Give the tally of lines in the listing that include "Female". No other words belong in the answer.

[Opening Information provided section]

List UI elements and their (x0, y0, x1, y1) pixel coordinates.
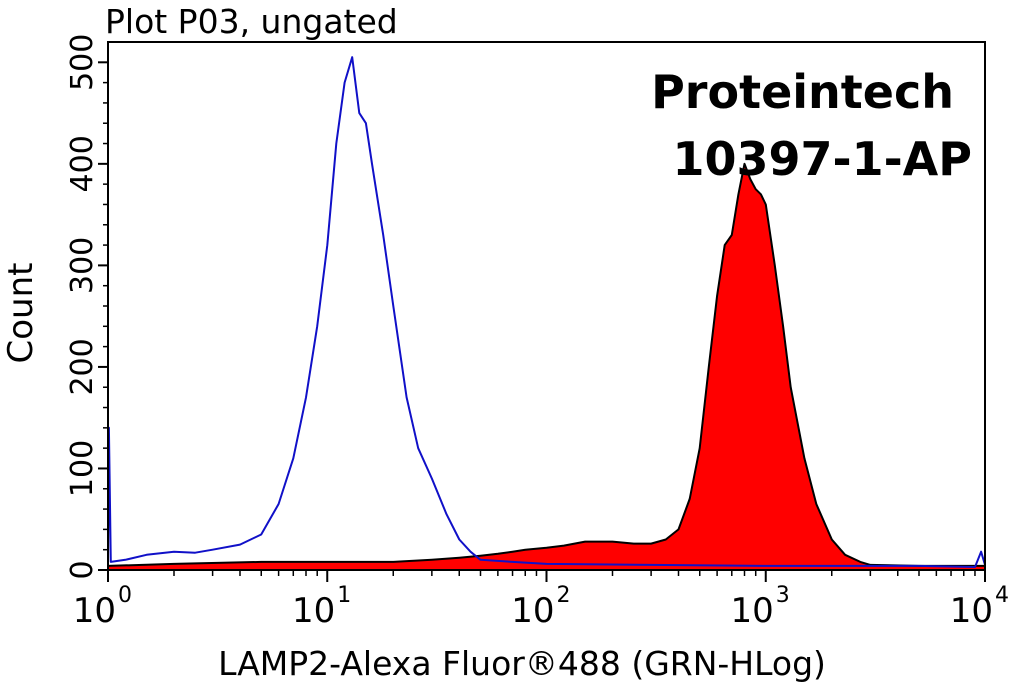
x-tick-exponent: 3 (776, 583, 790, 608)
y-tick-label: 300 (65, 237, 100, 294)
x-tick-base: 10 (511, 591, 554, 631)
x-tick-label: 10 1 (292, 583, 351, 631)
y-tick-label: 500 (65, 34, 100, 91)
x-tick-base: 10 (73, 591, 116, 631)
x-tick-label: 10 3 (730, 583, 789, 631)
y-tick-label: 200 (65, 338, 100, 395)
x-tick-label: 10 0 (73, 583, 132, 631)
y-axis-label: Count (1, 263, 41, 364)
x-axis-ticks: 10 0 10 1 10 2 10 3 10 4 (73, 570, 1009, 631)
y-tick-label: 100 (65, 440, 100, 497)
x-axis-label: LAMP2-Alexa Fluor®488 (GRN-HLog) (218, 644, 826, 683)
y-tick-label: 400 (65, 135, 100, 192)
x-tick-label: 10 2 (511, 583, 570, 631)
series-layer (107, 56, 986, 571)
x-tick-exponent: 1 (337, 583, 351, 608)
x-tick-label: 10 4 (950, 583, 1009, 631)
x-tick-exponent: 2 (557, 583, 571, 608)
series-1-area (108, 163, 985, 571)
annotation-brand: Proteintech (651, 65, 954, 119)
x-tick-exponent: 4 (995, 583, 1009, 608)
x-tick-base: 10 (292, 591, 335, 631)
x-tick-exponent: 0 (118, 583, 132, 608)
x-tick-base: 10 (950, 591, 993, 631)
x-tick-base: 10 (730, 591, 773, 631)
series-1-line (107, 162, 985, 567)
y-tick-label: 0 (65, 560, 100, 579)
annotation-catalog-number: 10397-1-AP (672, 132, 972, 186)
chart-title: Plot P03, ungated (105, 2, 398, 41)
plot-frame (107, 41, 986, 571)
series-0-line (107, 56, 986, 568)
y-axis-ticks: 0 100 200 300 400 500 (65, 34, 108, 580)
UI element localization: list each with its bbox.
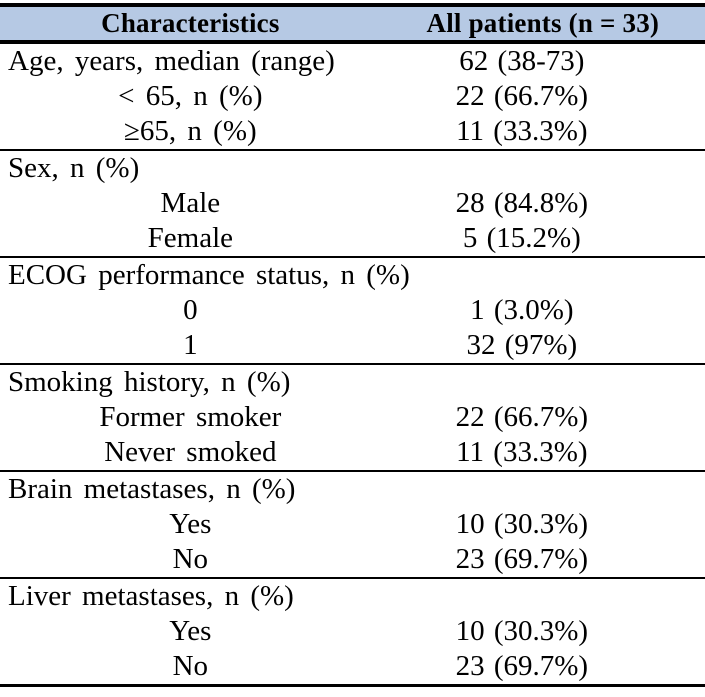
row-value: 23 (69.7%) xyxy=(455,543,589,575)
table-section: Sex, n (%) Male 28 (84.8%) Female 5 (15.2%) xyxy=(0,149,705,256)
row-label: < 65, n (%) xyxy=(118,80,263,112)
table-row: Former smoker 22 (66.7%) xyxy=(0,400,705,435)
row-value: 1 (3.0%) xyxy=(470,294,574,326)
table-row: No 23 (69.7%) xyxy=(0,542,705,577)
row-label: Former smoker xyxy=(99,401,282,433)
row-value: 22 (66.7%) xyxy=(455,401,589,433)
table-row: ECOG performance status, n (%) xyxy=(0,258,705,293)
row-label: Liver metastases, n (%) xyxy=(8,580,294,612)
row-value: 23 (69.7%) xyxy=(455,650,589,682)
table-section: Age, years, median (range) 62 (38-73) < 65… xyxy=(0,44,705,149)
row-label: No xyxy=(172,650,209,682)
row-label: Never smoked xyxy=(104,436,277,468)
table-section: Smoking history, n (%) Former smoker 22 (6… xyxy=(0,363,705,470)
row-value: 10 (30.3%) xyxy=(455,508,589,540)
row-value: 62 (38-73) xyxy=(459,45,585,77)
table-row: Yes 10 (30.3%) xyxy=(0,614,705,649)
row-value: 11 (33.3%) xyxy=(456,436,588,468)
table-row: Brain metastases, n (%) xyxy=(0,472,705,507)
table-row: Liver metastases, n (%) xyxy=(0,579,705,614)
row-label: ≥65, n (%) xyxy=(124,115,257,147)
table-row: Smoking history, n (%) xyxy=(0,365,705,400)
table-row: Never smoked 11 (33.3%) xyxy=(0,435,705,470)
row-label: Sex, n (%) xyxy=(8,152,140,184)
table-row: < 65, n (%) 22 (66.7%) xyxy=(0,79,705,114)
row-label: 0 xyxy=(183,294,198,326)
table-row: Yes 10 (30.3%) xyxy=(0,507,705,542)
row-value: 5 (15.2%) xyxy=(462,222,581,254)
row-value: 11 (33.3%) xyxy=(456,115,588,147)
table-row: 1 32 (97%) xyxy=(0,328,705,363)
row-label: Yes xyxy=(169,508,212,540)
row-value: 10 (30.3%) xyxy=(455,615,589,647)
row-label: ECOG performance status, n (%) xyxy=(8,259,410,291)
row-label: Brain metastases, n (%) xyxy=(8,473,296,505)
row-label: Yes xyxy=(169,615,212,647)
table-body: Age, years, median (range) 62 (38-73) < 65… xyxy=(0,44,705,684)
row-label: Female xyxy=(147,222,234,254)
row-label: No xyxy=(172,543,209,575)
row-label: Age, years, median (range) xyxy=(8,45,335,77)
column-header-characteristics: Characteristics xyxy=(101,8,280,38)
row-label: Smoking history, n (%) xyxy=(8,366,291,398)
table-row: Sex, n (%) xyxy=(0,151,705,186)
table-section: ECOG performance status, n (%) 0 1 (3.0%) 1… xyxy=(0,256,705,363)
table-header-row: Characteristics All patients (n = 33) xyxy=(0,7,705,44)
table-row: No 23 (69.7%) xyxy=(0,649,705,684)
row-value: 32 (97%) xyxy=(466,329,578,361)
table-row: Age, years, median (range) 62 (38-73) xyxy=(0,44,705,79)
table-section: Brain metastases, n (%) Yes 10 (30.3%) No 23… xyxy=(0,470,705,577)
table-row: ≥65, n (%) 11 (33.3%) xyxy=(0,114,705,149)
patient-characteristics-table: Characteristics All patients (n = 33) Ag… xyxy=(0,3,705,687)
row-value: 28 (84.8%) xyxy=(455,187,589,219)
column-header-all-patients: All patients (n = 33) xyxy=(426,8,660,38)
table-row: Male 28 (84.8%) xyxy=(0,186,705,221)
row-label: Male xyxy=(160,187,221,219)
table-row: Female 5 (15.2%) xyxy=(0,221,705,256)
row-label: 1 xyxy=(183,329,198,361)
table-row: 0 1 (3.0%) xyxy=(0,293,705,328)
row-value: 22 (66.7%) xyxy=(455,80,589,112)
table-section: Liver metastases, n (%) Yes 10 (30.3%) No 23… xyxy=(0,577,705,684)
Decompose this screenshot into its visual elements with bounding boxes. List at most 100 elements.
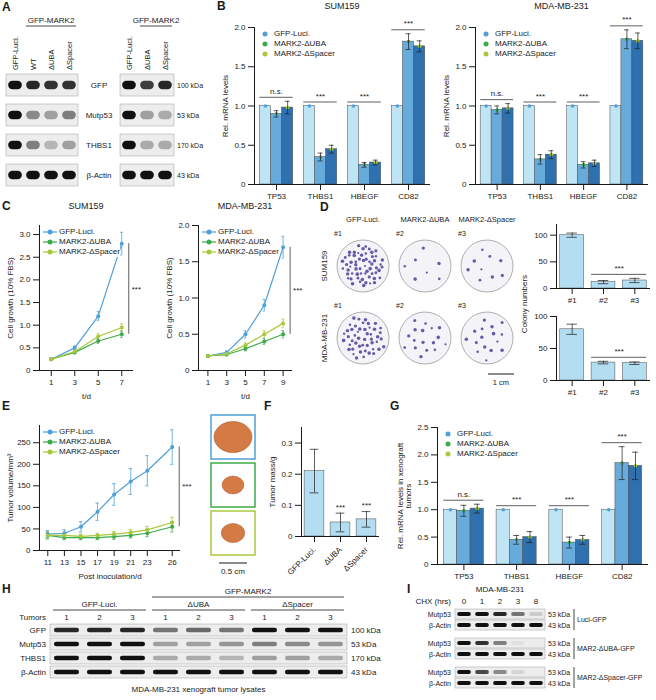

[Closing Information provided section]

Solution for this problem - 3